**Problem requirements**
Determine the number of lines containing the word "detached". Reply with it and nothing else.

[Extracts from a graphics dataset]

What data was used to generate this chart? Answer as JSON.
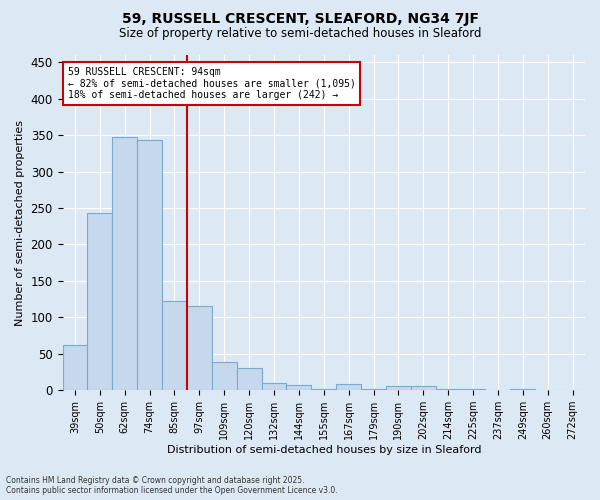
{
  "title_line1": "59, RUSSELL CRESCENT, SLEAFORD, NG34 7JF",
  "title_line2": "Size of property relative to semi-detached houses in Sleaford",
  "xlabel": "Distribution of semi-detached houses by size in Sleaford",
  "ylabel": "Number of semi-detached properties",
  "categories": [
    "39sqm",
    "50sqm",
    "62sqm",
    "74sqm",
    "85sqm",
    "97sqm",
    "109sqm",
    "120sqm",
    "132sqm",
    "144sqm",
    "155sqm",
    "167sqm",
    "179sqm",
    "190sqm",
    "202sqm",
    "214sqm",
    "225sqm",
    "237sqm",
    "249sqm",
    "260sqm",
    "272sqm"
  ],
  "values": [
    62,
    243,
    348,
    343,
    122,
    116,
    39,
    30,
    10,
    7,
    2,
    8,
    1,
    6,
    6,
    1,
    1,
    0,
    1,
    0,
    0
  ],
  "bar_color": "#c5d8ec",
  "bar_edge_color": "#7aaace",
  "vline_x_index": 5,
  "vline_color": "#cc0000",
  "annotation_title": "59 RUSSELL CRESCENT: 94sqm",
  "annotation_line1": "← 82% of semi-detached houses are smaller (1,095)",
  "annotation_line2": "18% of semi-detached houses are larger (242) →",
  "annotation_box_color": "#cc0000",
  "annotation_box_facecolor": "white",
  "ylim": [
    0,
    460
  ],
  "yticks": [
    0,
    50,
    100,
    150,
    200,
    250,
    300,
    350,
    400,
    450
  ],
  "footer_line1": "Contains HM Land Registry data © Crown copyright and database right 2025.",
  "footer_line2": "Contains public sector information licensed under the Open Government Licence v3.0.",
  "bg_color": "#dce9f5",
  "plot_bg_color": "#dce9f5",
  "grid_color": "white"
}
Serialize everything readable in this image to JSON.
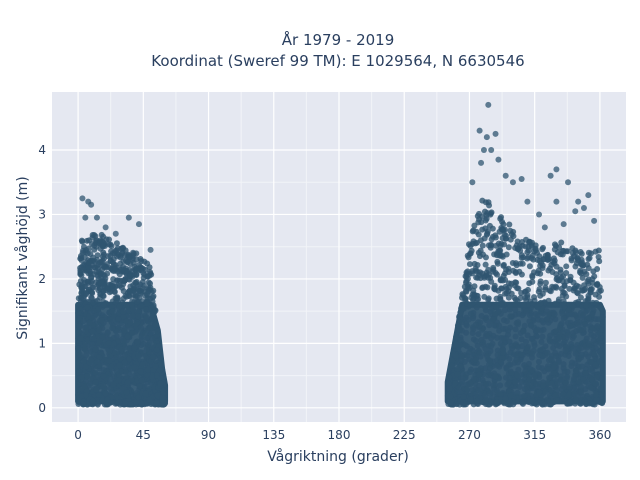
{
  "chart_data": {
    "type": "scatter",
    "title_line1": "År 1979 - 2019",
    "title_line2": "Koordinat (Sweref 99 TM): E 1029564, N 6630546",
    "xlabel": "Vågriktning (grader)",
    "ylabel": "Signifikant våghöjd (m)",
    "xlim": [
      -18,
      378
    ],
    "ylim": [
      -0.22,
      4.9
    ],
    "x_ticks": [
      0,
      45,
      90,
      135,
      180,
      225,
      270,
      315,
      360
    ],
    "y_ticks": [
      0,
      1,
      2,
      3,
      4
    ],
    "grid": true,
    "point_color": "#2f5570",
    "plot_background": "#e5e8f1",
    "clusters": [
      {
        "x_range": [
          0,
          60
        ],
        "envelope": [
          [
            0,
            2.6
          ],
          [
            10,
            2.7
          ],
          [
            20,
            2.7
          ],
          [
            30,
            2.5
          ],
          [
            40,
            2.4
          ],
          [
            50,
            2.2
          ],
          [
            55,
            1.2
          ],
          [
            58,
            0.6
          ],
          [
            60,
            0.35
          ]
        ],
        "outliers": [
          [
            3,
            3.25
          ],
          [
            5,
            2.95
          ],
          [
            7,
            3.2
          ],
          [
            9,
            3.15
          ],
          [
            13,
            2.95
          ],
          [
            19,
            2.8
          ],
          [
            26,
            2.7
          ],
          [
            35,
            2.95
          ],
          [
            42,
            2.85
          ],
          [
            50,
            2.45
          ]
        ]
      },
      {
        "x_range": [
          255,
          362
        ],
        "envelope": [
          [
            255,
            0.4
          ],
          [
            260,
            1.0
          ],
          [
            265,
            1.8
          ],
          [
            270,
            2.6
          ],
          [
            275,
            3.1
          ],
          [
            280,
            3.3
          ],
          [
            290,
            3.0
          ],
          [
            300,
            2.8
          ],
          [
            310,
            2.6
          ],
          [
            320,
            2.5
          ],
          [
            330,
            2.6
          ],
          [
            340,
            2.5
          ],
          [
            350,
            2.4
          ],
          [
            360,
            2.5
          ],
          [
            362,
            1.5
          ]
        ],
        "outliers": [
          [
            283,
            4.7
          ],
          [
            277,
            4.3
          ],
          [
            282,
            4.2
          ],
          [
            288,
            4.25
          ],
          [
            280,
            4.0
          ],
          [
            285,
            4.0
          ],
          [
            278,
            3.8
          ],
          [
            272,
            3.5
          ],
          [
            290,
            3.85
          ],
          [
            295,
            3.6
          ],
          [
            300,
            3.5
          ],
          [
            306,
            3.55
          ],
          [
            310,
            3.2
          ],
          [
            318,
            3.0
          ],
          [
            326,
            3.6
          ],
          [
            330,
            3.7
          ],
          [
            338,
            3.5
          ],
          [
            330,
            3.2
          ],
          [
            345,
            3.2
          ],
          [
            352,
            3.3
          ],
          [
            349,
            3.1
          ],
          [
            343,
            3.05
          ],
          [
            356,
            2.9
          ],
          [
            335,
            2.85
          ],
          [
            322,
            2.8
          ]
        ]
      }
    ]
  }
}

**The output**
5